Aim of the task: Please copy the listing word for word, starting at its very first line and ending at the line that contains "view-dropdown-label: Informação Geral", with both of those lines included.

[Listings of boxed layout items]
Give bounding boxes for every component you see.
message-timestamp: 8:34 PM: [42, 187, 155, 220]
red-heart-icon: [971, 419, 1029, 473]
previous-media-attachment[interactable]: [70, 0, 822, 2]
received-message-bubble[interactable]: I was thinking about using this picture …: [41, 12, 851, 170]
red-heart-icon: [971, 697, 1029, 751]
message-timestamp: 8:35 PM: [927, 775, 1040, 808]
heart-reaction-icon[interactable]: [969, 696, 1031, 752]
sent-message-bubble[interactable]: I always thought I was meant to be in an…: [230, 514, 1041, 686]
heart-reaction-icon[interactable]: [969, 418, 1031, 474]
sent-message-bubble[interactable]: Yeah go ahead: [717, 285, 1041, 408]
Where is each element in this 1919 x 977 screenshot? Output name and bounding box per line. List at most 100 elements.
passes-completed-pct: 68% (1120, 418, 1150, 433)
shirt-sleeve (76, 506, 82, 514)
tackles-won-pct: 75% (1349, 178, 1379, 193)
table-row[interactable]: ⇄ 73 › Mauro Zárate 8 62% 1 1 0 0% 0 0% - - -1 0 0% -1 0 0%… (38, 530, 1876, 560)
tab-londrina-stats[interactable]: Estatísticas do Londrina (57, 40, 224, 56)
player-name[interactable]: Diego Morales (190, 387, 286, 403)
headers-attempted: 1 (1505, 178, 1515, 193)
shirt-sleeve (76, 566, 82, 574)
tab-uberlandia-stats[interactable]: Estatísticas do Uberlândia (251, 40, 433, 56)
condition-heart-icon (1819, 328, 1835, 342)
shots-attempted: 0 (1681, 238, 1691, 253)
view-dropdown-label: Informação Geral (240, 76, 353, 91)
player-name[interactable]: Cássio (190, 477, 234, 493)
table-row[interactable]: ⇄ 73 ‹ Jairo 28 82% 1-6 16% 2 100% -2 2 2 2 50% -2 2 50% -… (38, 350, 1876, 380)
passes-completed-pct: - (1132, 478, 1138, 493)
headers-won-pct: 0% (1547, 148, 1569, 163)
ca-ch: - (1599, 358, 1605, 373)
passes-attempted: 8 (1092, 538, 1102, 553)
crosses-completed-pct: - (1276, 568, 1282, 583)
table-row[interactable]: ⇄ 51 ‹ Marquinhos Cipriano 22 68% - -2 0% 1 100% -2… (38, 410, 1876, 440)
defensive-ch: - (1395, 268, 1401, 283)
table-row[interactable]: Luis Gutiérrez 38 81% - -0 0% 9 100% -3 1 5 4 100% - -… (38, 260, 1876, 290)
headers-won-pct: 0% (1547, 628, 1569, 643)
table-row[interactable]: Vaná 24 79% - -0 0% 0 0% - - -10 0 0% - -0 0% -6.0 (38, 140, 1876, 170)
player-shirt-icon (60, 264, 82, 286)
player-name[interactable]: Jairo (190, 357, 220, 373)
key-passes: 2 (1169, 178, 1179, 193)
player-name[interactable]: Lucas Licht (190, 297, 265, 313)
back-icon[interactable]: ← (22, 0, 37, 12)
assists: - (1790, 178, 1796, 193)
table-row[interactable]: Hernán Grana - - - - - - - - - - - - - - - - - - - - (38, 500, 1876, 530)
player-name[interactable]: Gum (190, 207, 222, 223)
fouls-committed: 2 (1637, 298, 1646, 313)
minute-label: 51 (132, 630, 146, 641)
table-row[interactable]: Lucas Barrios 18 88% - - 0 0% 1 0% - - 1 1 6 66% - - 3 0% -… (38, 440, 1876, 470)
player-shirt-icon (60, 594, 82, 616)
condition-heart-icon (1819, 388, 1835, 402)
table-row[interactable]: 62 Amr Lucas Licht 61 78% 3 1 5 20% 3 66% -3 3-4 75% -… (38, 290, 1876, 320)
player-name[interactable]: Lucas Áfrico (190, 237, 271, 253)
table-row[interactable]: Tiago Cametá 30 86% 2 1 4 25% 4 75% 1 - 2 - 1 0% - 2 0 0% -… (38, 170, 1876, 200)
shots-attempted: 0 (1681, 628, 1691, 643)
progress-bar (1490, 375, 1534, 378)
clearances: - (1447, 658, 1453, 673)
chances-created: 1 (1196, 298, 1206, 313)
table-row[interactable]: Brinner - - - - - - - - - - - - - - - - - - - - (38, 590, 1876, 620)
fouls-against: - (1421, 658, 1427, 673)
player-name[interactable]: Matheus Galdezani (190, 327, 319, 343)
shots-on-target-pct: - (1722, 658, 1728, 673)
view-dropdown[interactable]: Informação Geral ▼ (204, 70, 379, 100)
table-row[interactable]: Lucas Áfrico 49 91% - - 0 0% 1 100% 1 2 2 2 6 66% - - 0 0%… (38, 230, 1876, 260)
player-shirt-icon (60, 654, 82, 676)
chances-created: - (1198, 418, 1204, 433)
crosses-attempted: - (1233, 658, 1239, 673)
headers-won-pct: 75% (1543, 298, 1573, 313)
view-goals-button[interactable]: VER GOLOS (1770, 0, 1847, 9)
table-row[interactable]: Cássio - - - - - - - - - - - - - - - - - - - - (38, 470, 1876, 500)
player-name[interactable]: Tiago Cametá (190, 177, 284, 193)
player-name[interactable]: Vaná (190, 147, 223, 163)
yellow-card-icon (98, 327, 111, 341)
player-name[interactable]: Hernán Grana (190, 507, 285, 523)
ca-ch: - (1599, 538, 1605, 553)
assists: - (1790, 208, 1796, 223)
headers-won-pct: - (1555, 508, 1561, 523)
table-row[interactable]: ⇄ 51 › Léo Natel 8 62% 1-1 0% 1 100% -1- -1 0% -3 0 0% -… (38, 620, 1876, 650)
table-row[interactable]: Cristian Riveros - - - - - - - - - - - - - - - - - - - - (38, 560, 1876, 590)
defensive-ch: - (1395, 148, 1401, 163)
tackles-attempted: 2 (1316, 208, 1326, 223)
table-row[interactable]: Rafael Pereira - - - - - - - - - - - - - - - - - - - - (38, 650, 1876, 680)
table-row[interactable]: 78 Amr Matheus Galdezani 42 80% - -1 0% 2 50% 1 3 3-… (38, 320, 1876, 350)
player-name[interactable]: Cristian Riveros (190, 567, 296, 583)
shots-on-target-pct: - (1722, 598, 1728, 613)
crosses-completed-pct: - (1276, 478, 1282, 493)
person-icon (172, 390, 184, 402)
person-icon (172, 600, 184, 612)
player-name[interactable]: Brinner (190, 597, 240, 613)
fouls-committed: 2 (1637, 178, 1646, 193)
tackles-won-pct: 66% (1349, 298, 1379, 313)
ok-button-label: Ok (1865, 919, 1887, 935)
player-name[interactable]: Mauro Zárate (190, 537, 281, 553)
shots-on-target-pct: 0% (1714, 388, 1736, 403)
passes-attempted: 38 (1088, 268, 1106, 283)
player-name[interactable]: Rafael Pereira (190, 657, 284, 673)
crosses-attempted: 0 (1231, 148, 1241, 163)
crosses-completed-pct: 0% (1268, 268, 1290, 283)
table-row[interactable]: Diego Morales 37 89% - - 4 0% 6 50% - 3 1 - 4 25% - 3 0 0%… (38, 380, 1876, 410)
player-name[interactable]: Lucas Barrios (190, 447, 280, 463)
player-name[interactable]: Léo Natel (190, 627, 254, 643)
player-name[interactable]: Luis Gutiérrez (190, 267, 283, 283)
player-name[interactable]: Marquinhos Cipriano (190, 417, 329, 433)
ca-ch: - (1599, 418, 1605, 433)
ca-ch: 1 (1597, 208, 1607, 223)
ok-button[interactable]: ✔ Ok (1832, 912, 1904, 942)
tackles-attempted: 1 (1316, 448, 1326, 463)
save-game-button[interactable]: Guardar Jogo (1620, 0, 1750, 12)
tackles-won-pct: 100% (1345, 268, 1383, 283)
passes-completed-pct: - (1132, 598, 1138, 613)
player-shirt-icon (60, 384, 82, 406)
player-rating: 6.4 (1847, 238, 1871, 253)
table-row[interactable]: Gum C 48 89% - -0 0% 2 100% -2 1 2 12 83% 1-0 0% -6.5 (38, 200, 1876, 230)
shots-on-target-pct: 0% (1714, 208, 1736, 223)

Solution:
Give bounding boxes for every component you see.
message-timestamp: 8:34 PM: [42, 187, 155, 220]
red-heart-icon: [971, 419, 1029, 473]
previous-media-attachment[interactable]: [70, 0, 822, 2]
received-message-bubble[interactable]: I was thinking about using this picture …: [41, 12, 851, 170]
red-heart-icon: [971, 697, 1029, 751]
message-timestamp: 8:35 PM: [927, 775, 1040, 808]
heart-reaction-icon[interactable]: [969, 696, 1031, 752]
sent-message-bubble[interactable]: I always thought I was meant to be in an…: [230, 514, 1041, 686]
heart-reaction-icon[interactable]: [969, 418, 1031, 474]
sent-message-bubble[interactable]: Yeah go ahead: [717, 285, 1041, 408]
Where is each element in this 1919 x 977 screenshot? Output name and bounding box per line. List at most 100 elements.
passes-completed-pct: 68% (1120, 418, 1150, 433)
shirt-sleeve (76, 506, 82, 514)
tackles-won-pct: 75% (1349, 178, 1379, 193)
table-row[interactable]: ⇄ 73 › Mauro Zárate 8 62% 1 1 0 0% 0 0% - - -1 0 0% -1 0 0%… (38, 530, 1876, 560)
tab-londrina-stats[interactable]: Estatísticas do Londrina (57, 40, 224, 56)
player-name[interactable]: Diego Morales (190, 387, 286, 403)
headers-attempted: 1 (1505, 178, 1515, 193)
shirt-sleeve (76, 566, 82, 574)
tab-uberlandia-stats[interactable]: Estatísticas do Uberlândia (251, 40, 433, 56)
condition-heart-icon (1819, 328, 1835, 342)
shots-attempted: 0 (1681, 238, 1691, 253)
view-dropdown-label: Informação Geral (240, 76, 353, 91)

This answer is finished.